— Description of the task —
From the entries that follow, gather each line holding the word "screenshot".

— Dataset entries —
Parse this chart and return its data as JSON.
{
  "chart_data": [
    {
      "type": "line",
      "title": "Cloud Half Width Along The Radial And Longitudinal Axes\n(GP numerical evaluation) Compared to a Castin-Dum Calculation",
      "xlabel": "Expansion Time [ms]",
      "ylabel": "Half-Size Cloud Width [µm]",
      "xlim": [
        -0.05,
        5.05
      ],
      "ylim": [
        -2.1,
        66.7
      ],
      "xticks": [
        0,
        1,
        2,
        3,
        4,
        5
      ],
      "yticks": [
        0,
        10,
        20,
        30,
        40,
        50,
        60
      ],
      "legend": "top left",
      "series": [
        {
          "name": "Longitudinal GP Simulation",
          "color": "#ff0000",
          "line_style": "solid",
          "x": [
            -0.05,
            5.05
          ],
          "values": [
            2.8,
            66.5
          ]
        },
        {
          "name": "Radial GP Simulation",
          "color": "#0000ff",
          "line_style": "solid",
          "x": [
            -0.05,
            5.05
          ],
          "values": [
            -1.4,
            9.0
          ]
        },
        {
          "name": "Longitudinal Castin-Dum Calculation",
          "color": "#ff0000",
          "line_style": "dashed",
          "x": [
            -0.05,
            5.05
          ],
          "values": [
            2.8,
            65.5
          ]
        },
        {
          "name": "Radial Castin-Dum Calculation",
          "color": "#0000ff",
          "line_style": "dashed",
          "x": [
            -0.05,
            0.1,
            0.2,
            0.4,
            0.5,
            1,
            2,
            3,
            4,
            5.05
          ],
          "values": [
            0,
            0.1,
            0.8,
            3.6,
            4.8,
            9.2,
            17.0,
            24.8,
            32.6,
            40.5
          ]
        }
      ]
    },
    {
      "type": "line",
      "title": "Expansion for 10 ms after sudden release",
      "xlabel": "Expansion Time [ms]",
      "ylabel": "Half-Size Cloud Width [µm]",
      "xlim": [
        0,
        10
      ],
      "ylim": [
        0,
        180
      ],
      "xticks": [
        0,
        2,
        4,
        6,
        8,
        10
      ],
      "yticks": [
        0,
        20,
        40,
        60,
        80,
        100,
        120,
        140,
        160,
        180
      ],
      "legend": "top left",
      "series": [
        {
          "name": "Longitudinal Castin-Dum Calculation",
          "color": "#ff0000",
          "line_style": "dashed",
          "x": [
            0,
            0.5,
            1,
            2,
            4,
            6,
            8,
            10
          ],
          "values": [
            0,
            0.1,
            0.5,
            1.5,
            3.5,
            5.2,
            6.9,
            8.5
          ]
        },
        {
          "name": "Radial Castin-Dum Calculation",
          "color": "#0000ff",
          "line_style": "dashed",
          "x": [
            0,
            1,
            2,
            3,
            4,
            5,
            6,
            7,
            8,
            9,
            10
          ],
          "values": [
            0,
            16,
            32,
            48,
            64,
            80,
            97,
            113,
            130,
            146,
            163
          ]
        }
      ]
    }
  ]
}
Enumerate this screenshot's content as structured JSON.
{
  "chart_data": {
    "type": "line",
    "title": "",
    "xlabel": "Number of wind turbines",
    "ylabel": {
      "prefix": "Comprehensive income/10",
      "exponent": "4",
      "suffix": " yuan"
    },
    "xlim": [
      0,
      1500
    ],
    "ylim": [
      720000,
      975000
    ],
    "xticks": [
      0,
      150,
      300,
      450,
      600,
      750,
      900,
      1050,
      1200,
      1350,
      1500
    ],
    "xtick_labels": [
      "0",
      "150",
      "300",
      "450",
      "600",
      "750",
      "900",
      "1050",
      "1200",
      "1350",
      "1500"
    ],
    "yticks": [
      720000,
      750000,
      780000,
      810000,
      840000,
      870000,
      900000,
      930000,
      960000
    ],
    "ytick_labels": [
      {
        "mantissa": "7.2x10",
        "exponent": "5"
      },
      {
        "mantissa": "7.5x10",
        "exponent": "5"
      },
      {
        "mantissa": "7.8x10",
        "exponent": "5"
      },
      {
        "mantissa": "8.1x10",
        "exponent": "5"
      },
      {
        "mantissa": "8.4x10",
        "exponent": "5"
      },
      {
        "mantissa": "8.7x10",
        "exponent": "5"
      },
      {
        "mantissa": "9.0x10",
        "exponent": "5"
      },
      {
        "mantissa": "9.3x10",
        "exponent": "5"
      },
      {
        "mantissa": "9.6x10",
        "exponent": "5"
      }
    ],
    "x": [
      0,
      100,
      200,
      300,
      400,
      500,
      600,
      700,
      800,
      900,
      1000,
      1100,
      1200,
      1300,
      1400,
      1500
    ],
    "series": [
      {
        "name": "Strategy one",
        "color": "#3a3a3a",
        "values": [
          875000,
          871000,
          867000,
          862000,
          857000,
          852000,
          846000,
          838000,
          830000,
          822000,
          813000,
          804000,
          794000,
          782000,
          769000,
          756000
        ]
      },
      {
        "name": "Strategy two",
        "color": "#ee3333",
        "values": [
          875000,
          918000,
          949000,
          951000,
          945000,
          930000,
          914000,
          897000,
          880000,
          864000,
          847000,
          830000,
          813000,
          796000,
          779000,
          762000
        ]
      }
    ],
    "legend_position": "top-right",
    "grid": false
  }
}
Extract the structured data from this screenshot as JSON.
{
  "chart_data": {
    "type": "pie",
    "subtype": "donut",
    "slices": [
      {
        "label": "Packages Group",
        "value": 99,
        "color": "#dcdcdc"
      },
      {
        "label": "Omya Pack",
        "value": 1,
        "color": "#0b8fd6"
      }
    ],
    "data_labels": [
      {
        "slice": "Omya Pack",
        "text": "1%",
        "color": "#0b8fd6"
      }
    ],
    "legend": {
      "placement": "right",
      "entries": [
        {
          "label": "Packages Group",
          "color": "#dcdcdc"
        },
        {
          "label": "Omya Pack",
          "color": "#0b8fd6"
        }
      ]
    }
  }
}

— Answer to the task —
Enumerate this screenshot's content as structured JSON.
Extract the structured data from this screenshot as JSON.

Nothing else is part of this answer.